— Extracted information —

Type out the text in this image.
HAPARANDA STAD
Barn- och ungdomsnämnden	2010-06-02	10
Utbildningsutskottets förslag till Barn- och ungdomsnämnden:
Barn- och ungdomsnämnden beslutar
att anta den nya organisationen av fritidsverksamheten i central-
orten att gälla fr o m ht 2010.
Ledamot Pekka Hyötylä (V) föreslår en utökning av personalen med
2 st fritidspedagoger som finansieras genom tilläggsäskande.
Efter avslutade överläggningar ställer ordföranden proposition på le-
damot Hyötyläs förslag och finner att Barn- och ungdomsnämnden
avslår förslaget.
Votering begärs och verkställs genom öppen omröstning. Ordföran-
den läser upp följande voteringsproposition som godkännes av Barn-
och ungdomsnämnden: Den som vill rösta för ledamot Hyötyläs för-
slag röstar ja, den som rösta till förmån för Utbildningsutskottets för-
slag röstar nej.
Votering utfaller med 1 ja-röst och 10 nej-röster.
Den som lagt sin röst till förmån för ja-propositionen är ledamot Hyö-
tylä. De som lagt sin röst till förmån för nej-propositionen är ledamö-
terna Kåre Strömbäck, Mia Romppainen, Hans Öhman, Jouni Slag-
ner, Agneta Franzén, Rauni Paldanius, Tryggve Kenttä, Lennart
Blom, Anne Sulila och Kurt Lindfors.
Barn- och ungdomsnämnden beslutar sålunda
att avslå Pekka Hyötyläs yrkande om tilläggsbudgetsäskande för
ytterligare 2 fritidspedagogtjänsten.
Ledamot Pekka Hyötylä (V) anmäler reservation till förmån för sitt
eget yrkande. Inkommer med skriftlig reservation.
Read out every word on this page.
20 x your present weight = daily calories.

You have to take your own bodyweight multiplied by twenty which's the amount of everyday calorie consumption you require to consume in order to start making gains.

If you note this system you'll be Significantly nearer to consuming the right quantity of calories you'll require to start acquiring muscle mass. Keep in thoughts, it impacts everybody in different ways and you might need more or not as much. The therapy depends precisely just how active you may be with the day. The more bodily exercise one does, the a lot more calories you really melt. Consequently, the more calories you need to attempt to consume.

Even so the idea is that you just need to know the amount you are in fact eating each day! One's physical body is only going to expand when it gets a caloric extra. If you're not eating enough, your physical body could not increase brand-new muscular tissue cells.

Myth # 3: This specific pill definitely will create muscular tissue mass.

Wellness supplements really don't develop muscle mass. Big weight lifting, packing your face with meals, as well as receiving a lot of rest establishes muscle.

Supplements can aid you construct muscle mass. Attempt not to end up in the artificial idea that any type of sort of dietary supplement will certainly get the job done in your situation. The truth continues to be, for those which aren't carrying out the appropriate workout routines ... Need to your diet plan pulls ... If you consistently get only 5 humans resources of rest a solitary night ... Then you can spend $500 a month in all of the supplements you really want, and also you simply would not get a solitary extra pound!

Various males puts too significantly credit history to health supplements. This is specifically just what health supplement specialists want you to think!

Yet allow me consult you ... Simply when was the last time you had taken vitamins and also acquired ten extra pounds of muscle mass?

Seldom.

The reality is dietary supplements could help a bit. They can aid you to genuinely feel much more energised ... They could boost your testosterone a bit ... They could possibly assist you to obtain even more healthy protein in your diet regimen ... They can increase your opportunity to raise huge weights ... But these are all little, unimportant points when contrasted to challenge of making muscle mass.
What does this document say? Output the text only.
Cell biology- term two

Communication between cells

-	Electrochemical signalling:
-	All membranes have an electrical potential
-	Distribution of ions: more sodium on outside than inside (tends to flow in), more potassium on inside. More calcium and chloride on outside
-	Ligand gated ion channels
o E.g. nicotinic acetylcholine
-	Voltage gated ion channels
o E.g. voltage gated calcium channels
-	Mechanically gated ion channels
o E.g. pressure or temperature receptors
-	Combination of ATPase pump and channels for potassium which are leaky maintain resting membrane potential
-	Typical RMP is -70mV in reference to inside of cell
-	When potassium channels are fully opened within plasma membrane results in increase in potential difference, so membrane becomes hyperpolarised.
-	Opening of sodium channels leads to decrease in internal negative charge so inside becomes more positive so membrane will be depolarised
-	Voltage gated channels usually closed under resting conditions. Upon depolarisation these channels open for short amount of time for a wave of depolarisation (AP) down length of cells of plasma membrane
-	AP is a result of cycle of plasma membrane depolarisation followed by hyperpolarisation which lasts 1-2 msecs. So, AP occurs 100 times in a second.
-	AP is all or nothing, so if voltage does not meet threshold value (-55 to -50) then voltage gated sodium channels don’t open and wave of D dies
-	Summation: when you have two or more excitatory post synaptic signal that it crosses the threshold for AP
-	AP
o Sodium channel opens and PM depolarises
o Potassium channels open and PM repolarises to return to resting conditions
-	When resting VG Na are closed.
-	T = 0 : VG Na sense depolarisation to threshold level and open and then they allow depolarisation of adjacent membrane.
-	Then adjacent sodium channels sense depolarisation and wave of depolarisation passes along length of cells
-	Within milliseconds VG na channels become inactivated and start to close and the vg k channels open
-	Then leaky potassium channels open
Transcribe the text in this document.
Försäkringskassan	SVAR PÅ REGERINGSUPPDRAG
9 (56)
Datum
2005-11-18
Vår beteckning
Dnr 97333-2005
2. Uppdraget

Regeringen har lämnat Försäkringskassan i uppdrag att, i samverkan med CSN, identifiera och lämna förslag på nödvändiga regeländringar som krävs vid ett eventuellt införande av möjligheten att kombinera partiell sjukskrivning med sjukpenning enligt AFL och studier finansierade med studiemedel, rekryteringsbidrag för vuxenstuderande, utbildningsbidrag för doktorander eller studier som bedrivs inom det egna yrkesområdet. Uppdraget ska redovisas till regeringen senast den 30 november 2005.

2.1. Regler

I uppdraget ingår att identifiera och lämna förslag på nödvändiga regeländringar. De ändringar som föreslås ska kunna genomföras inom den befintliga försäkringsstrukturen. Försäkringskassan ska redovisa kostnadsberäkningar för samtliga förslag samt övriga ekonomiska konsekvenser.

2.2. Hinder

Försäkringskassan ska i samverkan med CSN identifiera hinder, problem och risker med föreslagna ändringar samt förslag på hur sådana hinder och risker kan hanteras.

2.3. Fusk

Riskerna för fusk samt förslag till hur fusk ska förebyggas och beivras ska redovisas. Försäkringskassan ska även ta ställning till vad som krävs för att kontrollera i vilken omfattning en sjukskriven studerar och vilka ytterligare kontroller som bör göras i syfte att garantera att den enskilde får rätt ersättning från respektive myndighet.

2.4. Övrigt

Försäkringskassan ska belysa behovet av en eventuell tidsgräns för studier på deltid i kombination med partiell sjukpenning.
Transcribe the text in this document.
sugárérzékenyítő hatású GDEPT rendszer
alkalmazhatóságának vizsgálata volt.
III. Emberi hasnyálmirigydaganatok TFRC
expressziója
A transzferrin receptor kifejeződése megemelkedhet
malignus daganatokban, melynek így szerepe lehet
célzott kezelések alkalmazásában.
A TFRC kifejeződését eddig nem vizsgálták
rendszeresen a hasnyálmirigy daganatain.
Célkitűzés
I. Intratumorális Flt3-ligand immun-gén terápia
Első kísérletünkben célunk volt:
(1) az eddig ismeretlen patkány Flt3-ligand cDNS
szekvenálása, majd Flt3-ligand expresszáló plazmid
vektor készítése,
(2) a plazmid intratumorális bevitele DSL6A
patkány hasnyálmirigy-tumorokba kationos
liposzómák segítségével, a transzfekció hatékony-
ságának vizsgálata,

— Your instructions —
The response must be an exact reproduction of all the entries.

— Solution for this exercise —
Type out the text in this image.
HAPARANDA STAD
Barn- och ungdomsnämnden	2010-06-02	10
Utbildningsutskottets förslag till Barn- och ungdomsnämnden:
Barn- och ungdomsnämnden beslutar
att anta den nya organisationen av fritidsverksamheten i central-
orten att gälla fr o m ht 2010.
Ledamot Pekka Hyötylä (V) föreslår en utökning av personalen med
2 st fritidspedagoger som finansieras genom tilläggsäskande.
Efter avslutade överläggningar ställer ordföranden proposition på le-
damot Hyötyläs förslag och finner att Barn- och ungdomsnämnden
avslår förslaget.
Votering begärs och verkställs genom öppen omröstning. Ordföran-
den läser upp följande voteringsproposition som godkännes av Barn-
och ungdomsnämnden: Den som vill rösta för ledamot Hyötyläs för-
slag röstar ja, den som rösta till förmån för Utbildningsutskottets för-
slag röstar nej.
Votering utfaller med 1 ja-röst och 10 nej-röster.
Den som lagt sin röst till förmån för ja-propositionen är ledamot Hyö-
tylä. De som lagt sin röst till förmån för nej-propositionen är ledamö-
terna Kåre Strömbäck, Mia Romppainen, Hans Öhman, Jouni Slag-
ner, Agneta Franzén, Rauni Paldanius, Tryggve Kenttä, Lennart
Blom, Anne Sulila och Kurt Lindfors.
Barn- och ungdomsnämnden beslutar sålunda
att avslå Pekka Hyötyläs yrkande om tilläggsbudgetsäskande för
ytterligare 2 fritidspedagogtjänsten.
Ledamot Pekka Hyötylä (V) anmäler reservation till förmån för sitt
eget yrkande. Inkommer med skriftlig reservation.
Read out every word on this page.
20 x your present weight = daily calories.

You have to take your own bodyweight multiplied by twenty which's the amount of everyday calorie consumption you require to consume in order to start making gains.

If you note this system you'll be Significantly nearer to consuming the right quantity of calories you'll require to start acquiring muscle mass. Keep in thoughts, it impacts everybody in different ways and you might need more or not as much. The therapy depends precisely just how active you may be with the day. The more bodily exercise one does, the a lot more calories you really melt. Consequently, the more calories you need to attempt to consume.

Even so the idea is that you just need to know the amount you are in fact eating each day! One's physical body is only going to expand when it gets a caloric extra. If you're not eating enough, your physical body could not increase brand-new muscular tissue cells.

Myth # 3: This specific pill definitely will create muscular tissue mass.

Wellness supplements really don't develop muscle mass. Big weight lifting, packing your face with meals, as well as receiving a lot of rest establishes muscle.

Supplements can aid you construct muscle mass. Attempt not to end up in the artificial idea that any type of sort of dietary supplement will certainly get the job done in your situation. The truth continues to be, for those which aren't carrying out the appropriate workout routines ... Need to your diet plan pulls ... If you consistently get only 5 humans resources of rest a solitary night ... Then you can spend $500 a month in all of the supplements you really want, and also you simply would not get a solitary extra pound!

Various males puts too significantly credit history to health supplements. This is specifically just what health supplement specialists want you to think!

Yet allow me consult you ... Simply when was the last time you had taken vitamins and also acquired ten extra pounds of muscle mass?

Seldom.

The reality is dietary supplements could help a bit. They can aid you to genuinely feel much more energised ... They could boost your testosterone a bit ... They could possibly assist you to obtain even more healthy protein in your diet regimen ... They can increase your opportunity to raise huge weights ... But these are all little, unimportant points when contrasted to challenge of making muscle mass.
What does this document say? Output the text only.
Cell biology- term two

Communication between cells

-	Electrochemical signalling:
-	All membranes have an electrical potential
-	Distribution of ions: more sodium on outside than inside (tends to flow in), more potassium on inside. More calcium and chloride on outside
-	Ligand gated ion channels
o E.g. nicotinic acetylcholine
-	Voltage gated ion channels
o E.g. voltage gated calcium channels
-	Mechanically gated ion channels
o E.g. pressure or temperature receptors
-	Combination of ATPase pump and channels for potassium which are leaky maintain resting membrane potential
-	Typical RMP is -70mV in reference to inside of cell
-	When potassium channels are fully opened within plasma membrane results in increase in potential difference, so membrane becomes hyperpolarised.
-	Opening of sodium channels leads to decrease in internal negative charge so inside becomes more positive so membrane will be depolarised
-	Voltage gated channels usually closed under resting conditions. Upon depolarisation these channels open for short amount of time for a wave of depolarisation (AP) down length of cells of plasma membrane
-	AP is a result of cycle of plasma membrane depolarisation followed by hyperpolarisation which lasts 1-2 msecs. So, AP occurs 100 times in a second.
-	AP is all or nothing, so if voltage does not meet threshold value (-55 to -50) then voltage gated sodium channels don’t open and wave of D dies
-	Summation: when you have two or more excitatory post synaptic signal that it crosses the threshold for AP
-	AP
o Sodium channel opens and PM depolarises
o Potassium channels open and PM repolarises to return to resting conditions
-	When resting VG Na are closed.
-	T = 0 : VG Na sense depolarisation to threshold level and open and then they allow depolarisation of adjacent membrane.
-	Then adjacent sodium channels sense depolarisation and wave of depolarisation passes along length of cells
-	Within milliseconds VG na channels become inactivated and start to close and the vg k channels open
-	Then leaky potassium channels open
Transcribe the text in this document.
Försäkringskassan	SVAR PÅ REGERINGSUPPDRAG
9 (56)
Datum
2005-11-18
Vår beteckning
Dnr 97333-2005
2. Uppdraget

Regeringen har lämnat Försäkringskassan i uppdrag att, i samverkan med CSN, identifiera och lämna förslag på nödvändiga regeländringar som krävs vid ett eventuellt införande av möjligheten att kombinera partiell sjukskrivning med sjukpenning enligt AFL och studier finansierade med studiemedel, rekryteringsbidrag för vuxenstuderande, utbildningsbidrag för doktorander eller studier som bedrivs inom det egna yrkesområdet. Uppdraget ska redovisas till regeringen senast den 30 november 2005.

2.1. Regler

I uppdraget ingår att identifiera och lämna förslag på nödvändiga regeländringar. De ändringar som föreslås ska kunna genomföras inom den befintliga försäkringsstrukturen. Försäkringskassan ska redovisa kostnadsberäkningar för samtliga förslag samt övriga ekonomiska konsekvenser.

2.2. Hinder

Försäkringskassan ska i samverkan med CSN identifiera hinder, problem och risker med föreslagna ändringar samt förslag på hur sådana hinder och risker kan hanteras.

2.3. Fusk

Riskerna för fusk samt förslag till hur fusk ska förebyggas och beivras ska redovisas. Försäkringskassan ska även ta ställning till vad som krävs för att kontrollera i vilken omfattning en sjukskriven studerar och vilka ytterligare kontroller som bör göras i syfte att garantera att den enskilde får rätt ersättning från respektive myndighet.

2.4. Övrigt

Försäkringskassan ska belysa behovet av en eventuell tidsgräns för studier på deltid i kombination med partiell sjukpenning.
Transcribe the text in this document.
sugárérzékenyítő hatású GDEPT rendszer
alkalmazhatóságának vizsgálata volt.
III. Emberi hasnyálmirigydaganatok TFRC
expressziója
A transzferrin receptor kifejeződése megemelkedhet
malignus daganatokban, melynek így szerepe lehet
célzott kezelések alkalmazásában.
A TFRC kifejeződését eddig nem vizsgálták
rendszeresen a hasnyálmirigy daganatain.
Célkitűzés
I. Intratumorális Flt3-ligand immun-gén terápia
Első kísérletünkben célunk volt:
(1) az eddig ismeretlen patkány Flt3-ligand cDNS
szekvenálása, majd Flt3-ligand expresszáló plazmid
vektor készítése,
(2) a plazmid intratumorális bevitele DSL6A
patkány hasnyálmirigy-tumorokba kationos
liposzómák segítségével, a transzfekció hatékony-
ságának vizsgálata,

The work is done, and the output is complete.